**SET TASK:**
Wherever the word "image" appears in a line, extract that line.

**LISTED ENTRIES:**
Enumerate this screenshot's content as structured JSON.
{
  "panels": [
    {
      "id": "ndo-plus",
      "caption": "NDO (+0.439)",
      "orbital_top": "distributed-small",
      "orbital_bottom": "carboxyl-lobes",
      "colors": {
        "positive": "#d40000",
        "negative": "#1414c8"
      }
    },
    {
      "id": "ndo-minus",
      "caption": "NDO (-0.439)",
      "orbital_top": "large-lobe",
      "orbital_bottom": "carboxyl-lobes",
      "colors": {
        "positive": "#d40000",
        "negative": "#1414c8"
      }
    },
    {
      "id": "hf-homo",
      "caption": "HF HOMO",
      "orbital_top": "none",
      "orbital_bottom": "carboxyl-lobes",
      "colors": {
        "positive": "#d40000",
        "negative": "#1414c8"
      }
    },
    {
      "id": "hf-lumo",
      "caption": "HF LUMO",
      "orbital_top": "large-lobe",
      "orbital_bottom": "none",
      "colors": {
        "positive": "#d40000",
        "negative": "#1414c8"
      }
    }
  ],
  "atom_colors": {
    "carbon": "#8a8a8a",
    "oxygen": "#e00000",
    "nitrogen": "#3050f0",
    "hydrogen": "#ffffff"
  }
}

==

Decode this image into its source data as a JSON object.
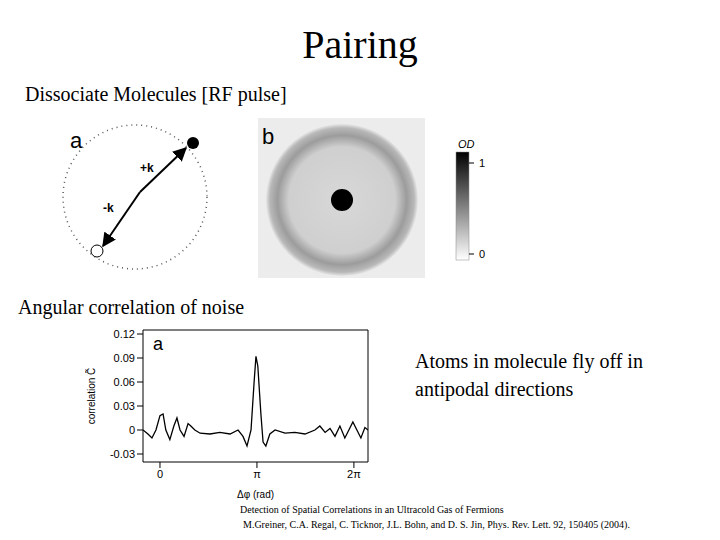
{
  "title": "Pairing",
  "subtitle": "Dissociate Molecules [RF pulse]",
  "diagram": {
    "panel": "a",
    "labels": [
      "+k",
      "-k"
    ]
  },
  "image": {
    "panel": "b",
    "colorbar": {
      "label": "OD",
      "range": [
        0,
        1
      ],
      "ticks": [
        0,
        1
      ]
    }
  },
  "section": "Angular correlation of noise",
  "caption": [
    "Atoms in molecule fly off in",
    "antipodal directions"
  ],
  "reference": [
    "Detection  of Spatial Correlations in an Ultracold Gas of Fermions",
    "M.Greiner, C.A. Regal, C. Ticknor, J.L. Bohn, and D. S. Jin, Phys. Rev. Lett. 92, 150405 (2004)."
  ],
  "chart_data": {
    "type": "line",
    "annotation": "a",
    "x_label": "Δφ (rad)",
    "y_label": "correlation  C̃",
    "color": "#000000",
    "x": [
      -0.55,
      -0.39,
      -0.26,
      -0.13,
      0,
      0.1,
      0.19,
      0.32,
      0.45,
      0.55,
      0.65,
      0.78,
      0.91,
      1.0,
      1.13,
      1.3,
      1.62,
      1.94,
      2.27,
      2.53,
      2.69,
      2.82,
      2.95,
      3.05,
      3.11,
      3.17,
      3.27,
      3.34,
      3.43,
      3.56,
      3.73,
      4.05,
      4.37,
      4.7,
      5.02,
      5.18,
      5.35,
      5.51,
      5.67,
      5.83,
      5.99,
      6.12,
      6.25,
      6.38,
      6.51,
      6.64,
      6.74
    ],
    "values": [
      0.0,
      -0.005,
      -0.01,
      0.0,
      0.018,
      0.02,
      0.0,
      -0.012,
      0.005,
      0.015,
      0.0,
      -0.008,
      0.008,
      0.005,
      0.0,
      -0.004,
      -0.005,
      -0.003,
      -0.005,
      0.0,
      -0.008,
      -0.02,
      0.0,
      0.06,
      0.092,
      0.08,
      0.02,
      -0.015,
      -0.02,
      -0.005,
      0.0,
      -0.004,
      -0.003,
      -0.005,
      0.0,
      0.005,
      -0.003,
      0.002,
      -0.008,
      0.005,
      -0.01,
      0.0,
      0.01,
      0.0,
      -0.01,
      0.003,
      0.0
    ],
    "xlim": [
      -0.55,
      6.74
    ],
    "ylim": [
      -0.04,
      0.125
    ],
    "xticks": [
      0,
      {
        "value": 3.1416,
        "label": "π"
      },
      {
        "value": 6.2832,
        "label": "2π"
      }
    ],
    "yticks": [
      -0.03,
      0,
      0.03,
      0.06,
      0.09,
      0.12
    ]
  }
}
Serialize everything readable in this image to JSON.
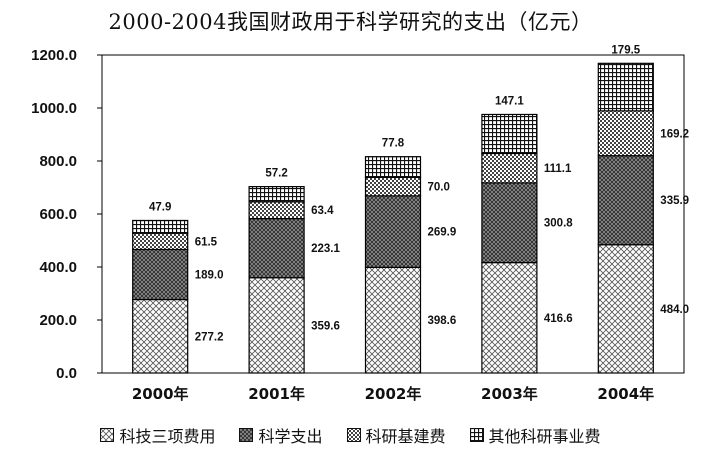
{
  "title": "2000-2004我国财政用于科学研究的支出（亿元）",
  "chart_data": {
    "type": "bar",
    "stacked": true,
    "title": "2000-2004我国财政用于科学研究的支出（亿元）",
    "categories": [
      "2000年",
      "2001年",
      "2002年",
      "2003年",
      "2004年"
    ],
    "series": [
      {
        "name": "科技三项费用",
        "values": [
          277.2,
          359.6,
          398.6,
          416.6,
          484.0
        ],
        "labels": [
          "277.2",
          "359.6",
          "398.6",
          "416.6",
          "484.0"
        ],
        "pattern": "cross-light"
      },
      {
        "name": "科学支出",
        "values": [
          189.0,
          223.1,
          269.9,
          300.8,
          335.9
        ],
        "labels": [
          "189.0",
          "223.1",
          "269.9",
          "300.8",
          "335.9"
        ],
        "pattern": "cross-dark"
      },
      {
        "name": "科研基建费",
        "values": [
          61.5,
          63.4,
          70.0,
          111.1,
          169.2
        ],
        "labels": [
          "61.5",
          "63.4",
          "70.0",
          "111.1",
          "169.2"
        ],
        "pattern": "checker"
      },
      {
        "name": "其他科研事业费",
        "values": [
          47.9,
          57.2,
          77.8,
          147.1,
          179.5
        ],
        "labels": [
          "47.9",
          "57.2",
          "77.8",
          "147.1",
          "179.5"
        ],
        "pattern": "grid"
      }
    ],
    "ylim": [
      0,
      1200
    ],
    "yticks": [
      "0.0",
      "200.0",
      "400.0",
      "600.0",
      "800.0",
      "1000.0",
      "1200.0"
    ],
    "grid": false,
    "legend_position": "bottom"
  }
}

**PROBLEM SOLUTION:**
Decode this image into its source data as a JSON object.
  "image": {
Serialize everything readable in this image to JSON.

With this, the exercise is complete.